Task directions → Print out the entries below with no edits.

Provided data →
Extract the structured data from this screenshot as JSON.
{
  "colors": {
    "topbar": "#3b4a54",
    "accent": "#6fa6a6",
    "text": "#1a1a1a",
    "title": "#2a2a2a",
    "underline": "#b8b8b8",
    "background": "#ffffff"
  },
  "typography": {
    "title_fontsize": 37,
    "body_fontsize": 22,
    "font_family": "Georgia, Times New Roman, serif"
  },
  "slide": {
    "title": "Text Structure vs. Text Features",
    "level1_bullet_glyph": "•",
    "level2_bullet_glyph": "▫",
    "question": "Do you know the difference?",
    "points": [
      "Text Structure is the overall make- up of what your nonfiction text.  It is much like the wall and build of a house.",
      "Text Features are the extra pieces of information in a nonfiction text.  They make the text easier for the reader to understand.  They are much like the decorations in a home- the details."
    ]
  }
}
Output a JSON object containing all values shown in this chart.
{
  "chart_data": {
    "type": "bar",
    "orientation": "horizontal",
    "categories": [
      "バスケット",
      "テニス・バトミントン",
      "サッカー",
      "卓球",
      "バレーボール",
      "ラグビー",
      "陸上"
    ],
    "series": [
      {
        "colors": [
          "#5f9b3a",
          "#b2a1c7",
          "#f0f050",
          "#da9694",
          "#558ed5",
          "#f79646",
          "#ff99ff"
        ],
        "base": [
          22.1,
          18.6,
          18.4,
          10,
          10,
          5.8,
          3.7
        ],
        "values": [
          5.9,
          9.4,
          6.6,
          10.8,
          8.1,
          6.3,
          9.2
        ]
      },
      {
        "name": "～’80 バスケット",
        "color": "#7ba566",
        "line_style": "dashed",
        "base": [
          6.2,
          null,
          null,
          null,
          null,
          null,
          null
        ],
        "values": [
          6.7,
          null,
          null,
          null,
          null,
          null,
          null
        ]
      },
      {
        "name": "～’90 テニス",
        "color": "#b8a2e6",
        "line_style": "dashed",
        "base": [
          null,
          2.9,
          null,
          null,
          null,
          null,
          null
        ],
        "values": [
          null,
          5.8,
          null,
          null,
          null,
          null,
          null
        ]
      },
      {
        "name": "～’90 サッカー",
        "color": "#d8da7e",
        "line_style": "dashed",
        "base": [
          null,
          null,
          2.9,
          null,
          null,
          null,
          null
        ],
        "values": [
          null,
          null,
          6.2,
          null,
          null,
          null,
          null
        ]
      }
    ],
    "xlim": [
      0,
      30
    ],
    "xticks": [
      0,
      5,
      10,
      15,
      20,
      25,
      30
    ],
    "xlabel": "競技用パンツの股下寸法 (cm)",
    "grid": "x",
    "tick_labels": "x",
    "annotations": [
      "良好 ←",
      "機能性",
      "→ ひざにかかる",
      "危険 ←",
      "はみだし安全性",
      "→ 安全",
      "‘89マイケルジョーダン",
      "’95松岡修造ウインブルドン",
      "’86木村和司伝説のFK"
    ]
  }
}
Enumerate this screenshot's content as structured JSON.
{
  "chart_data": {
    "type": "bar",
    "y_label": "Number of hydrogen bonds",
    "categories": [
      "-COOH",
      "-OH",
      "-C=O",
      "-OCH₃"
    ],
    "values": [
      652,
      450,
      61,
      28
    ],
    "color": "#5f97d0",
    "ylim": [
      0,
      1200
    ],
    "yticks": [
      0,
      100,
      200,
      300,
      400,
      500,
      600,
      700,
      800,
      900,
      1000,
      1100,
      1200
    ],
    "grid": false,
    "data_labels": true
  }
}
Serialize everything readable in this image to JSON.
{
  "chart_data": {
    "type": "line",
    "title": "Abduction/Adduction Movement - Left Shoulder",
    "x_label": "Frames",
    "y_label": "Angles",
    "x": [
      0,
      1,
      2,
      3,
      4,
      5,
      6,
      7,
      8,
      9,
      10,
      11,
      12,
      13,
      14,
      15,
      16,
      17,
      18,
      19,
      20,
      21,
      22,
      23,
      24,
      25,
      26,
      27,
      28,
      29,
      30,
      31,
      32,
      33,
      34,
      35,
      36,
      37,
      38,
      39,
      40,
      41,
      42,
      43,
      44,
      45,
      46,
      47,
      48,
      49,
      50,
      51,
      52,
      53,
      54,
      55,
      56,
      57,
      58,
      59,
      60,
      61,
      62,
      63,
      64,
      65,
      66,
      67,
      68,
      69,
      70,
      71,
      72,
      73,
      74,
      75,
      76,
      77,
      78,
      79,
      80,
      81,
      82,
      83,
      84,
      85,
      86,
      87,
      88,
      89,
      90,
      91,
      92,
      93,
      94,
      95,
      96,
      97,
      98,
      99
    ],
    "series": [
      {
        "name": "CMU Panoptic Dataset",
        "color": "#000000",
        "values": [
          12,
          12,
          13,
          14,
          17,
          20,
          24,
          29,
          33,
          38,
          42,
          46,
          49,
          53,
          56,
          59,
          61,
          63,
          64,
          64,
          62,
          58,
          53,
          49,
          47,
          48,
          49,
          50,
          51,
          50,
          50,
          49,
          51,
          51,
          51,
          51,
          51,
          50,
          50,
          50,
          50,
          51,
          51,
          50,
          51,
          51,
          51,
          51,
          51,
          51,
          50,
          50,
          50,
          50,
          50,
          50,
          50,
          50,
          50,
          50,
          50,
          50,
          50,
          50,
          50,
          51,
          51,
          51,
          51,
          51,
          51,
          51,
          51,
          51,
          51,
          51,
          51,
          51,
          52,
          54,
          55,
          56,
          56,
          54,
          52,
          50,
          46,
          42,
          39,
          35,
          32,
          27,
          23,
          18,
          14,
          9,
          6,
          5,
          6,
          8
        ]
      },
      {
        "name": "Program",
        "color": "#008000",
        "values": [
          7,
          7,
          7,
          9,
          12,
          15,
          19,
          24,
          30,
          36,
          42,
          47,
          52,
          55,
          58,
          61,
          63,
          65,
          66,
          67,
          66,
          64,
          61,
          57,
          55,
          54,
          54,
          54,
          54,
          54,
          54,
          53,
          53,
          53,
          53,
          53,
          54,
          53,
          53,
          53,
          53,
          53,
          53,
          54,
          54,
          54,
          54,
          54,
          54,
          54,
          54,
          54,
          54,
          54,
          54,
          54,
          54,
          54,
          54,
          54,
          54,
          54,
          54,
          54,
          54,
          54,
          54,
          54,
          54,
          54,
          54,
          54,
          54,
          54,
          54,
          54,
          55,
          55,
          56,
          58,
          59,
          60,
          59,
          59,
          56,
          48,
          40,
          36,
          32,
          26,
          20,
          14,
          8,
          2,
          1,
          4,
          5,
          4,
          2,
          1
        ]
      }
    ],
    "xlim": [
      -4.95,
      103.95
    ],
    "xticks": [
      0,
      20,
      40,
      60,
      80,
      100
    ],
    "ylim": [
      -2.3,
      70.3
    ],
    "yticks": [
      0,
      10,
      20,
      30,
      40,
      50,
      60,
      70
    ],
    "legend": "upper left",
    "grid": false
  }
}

Output for this task →
Extract the structured data from this screenshot as JSON.
{
  "colors": {
    "topbar": "#3b4a54",
    "accent": "#6fa6a6",
    "text": "#1a1a1a",
    "title": "#2a2a2a",
    "underline": "#b8b8b8",
    "background": "#ffffff"
  },
  "typography": {
    "title_fontsize": 37,
    "body_fontsize": 22,
    "font_family": "Georgia, Times New Roman, serif"
  },
  "slide": {
    "title": "Text Structure vs. Text Features",
    "level1_bullet_glyph": "•",
    "level2_bullet_glyph": "▫",
    "question": "Do you know the difference?",
    "points": [
      "Text Structure is the overall make- up of what your nonfiction text.  It is much like the wall and build of a house.",
      "Text Features are the extra pieces of information in a nonfiction text.  They make the text easier for the reader to understand.  They are much like the decorations in a home- the details."
    ]
  }
}
Output a JSON object containing all values shown in this chart.
{
  "chart_data": {
    "type": "bar",
    "orientation": "horizontal",
    "categories": [
      "バスケット",
      "テニス・バトミントン",
      "サッカー",
      "卓球",
      "バレーボール",
      "ラグビー",
      "陸上"
    ],
    "series": [
      {
        "colors": [
          "#5f9b3a",
          "#b2a1c7",
          "#f0f050",
          "#da9694",
          "#558ed5",
          "#f79646",
          "#ff99ff"
        ],
        "base": [
          22.1,
          18.6,
          18.4,
          10,
          10,
          5.8,
          3.7
        ],
        "values": [
          5.9,
          9.4,
          6.6,
          10.8,
          8.1,
          6.3,
          9.2
        ]
      },
      {
        "name": "～’80 バスケット",
        "color": "#7ba566",
        "line_style": "dashed",
        "base": [
          6.2,
          null,
          null,
          null,
          null,
          null,
          null
        ],
        "values": [
          6.7,
          null,
          null,
          null,
          null,
          null,
          null
        ]
      },
      {
        "name": "～’90 テニス",
        "color": "#b8a2e6",
        "line_style": "dashed",
        "base": [
          null,
          2.9,
          null,
          null,
          null,
          null,
          null
        ],
        "values": [
          null,
          5.8,
          null,
          null,
          null,
          null,
          null
        ]
      },
      {
        "name": "～’90 サッカー",
        "color": "#d8da7e",
        "line_style": "dashed",
        "base": [
          null,
          null,
          2.9,
          null,
          null,
          null,
          null
        ],
        "values": [
          null,
          null,
          6.2,
          null,
          null,
          null,
          null
        ]
      }
    ],
    "xlim": [
      0,
      30
    ],
    "xticks": [
      0,
      5,
      10,
      15,
      20,
      25,
      30
    ],
    "xlabel": "競技用パンツの股下寸法 (cm)",
    "grid": "x",
    "tick_labels": "x",
    "annotations": [
      "良好 ←",
      "機能性",
      "→ ひざにかかる",
      "危険 ←",
      "はみだし安全性",
      "→ 安全",
      "‘89マイケルジョーダン",
      "’95松岡修造ウインブルドン",
      "’86木村和司伝説のFK"
    ]
  }
}
Enumerate this screenshot's content as structured JSON.
{
  "chart_data": {
    "type": "bar",
    "y_label": "Number of hydrogen bonds",
    "categories": [
      "-COOH",
      "-OH",
      "-C=O",
      "-OCH₃"
    ],
    "values": [
      652,
      450,
      61,
      28
    ],
    "color": "#5f97d0",
    "ylim": [
      0,
      1200
    ],
    "yticks": [
      0,
      100,
      200,
      300,
      400,
      500,
      600,
      700,
      800,
      900,
      1000,
      1100,
      1200
    ],
    "grid": false,
    "data_labels": true
  }
}
Serialize everything readable in this image to JSON.
{
  "chart_data": {
    "type": "line",
    "title": "Abduction/Adduction Movement - Left Shoulder",
    "x_label": "Frames",
    "y_label": "Angles",
    "x": [
      0,
      1,
      2,
      3,
      4,
      5,
      6,
      7,
      8,
      9,
      10,
      11,
      12,
      13,
      14,
      15,
      16,
      17,
      18,
      19,
      20,
      21,
      22,
      23,
      24,
      25,
      26,
      27,
      28,
      29,
      30,
      31,
      32,
      33,
      34,
      35,
      36,
      37,
      38,
      39,
      40,
      41,
      42,
      43,
      44,
      45,
      46,
      47,
      48,
      49,
      50,
      51,
      52,
      53,
      54,
      55,
      56,
      57,
      58,
      59,
      60,
      61,
      62,
      63,
      64,
      65,
      66,
      67,
      68,
      69,
      70,
      71,
      72,
      73,
      74,
      75,
      76,
      77,
      78,
      79,
      80,
      81,
      82,
      83,
      84,
      85,
      86,
      87,
      88,
      89,
      90,
      91,
      92,
      93,
      94,
      95,
      96,
      97,
      98,
      99
    ],
    "series": [
      {
        "name": "CMU Panoptic Dataset",
        "color": "#000000",
        "values": [
          12,
          12,
          13,
          14,
          17,
          20,
          24,
          29,
          33,
          38,
          42,
          46,
          49,
          53,
          56,
          59,
          61,
          63,
          64,
          64,
          62,
          58,
          53,
          49,
          47,
          48,
          49,
          50,
          51,
          50,
          50,
          49,
          51,
          51,
          51,
          51,
          51,
          50,
          50,
          50,
          50,
          51,
          51,
          50,
          51,
          51,
          51,
          51,
          51,
          51,
          50,
          50,
          50,
          50,
          50,
          50,
          50,
          50,
          50,
          50,
          50,
          50,
          50,
          50,
          50,
          51,
          51,
          51,
          51,
          51,
          51,
          51,
          51,
          51,
          51,
          51,
          51,
          51,
          52,
          54,
          55,
          56,
          56,
          54,
          52,
          50,
          46,
          42,
          39,
          35,
          32,
          27,
          23,
          18,
          14,
          9,
          6,
          5,
          6,
          8
        ]
      },
      {
        "name": "Program",
        "color": "#008000",
        "values": [
          7,
          7,
          7,
          9,
          12,
          15,
          19,
          24,
          30,
          36,
          42,
          47,
          52,
          55,
          58,
          61,
          63,
          65,
          66,
          67,
          66,
          64,
          61,
          57,
          55,
          54,
          54,
          54,
          54,
          54,
          54,
          53,
          53,
          53,
          53,
          53,
          54,
          53,
          53,
          53,
          53,
          53,
          53,
          54,
          54,
          54,
          54,
          54,
          54,
          54,
          54,
          54,
          54,
          54,
          54,
          54,
          54,
          54,
          54,
          54,
          54,
          54,
          54,
          54,
          54,
          54,
          54,
          54,
          54,
          54,
          54,
          54,
          54,
          54,
          54,
          54,
          55,
          55,
          56,
          58,
          59,
          60,
          59,
          59,
          56,
          48,
          40,
          36,
          32,
          26,
          20,
          14,
          8,
          2,
          1,
          4,
          5,
          4,
          2,
          1
        ]
      }
    ],
    "xlim": [
      -4.95,
      103.95
    ],
    "xticks": [
      0,
      20,
      40,
      60,
      80,
      100
    ],
    "ylim": [
      -2.3,
      70.3
    ],
    "yticks": [
      0,
      10,
      20,
      30,
      40,
      50,
      60,
      70
    ],
    "legend": "upper left",
    "grid": false
  }
}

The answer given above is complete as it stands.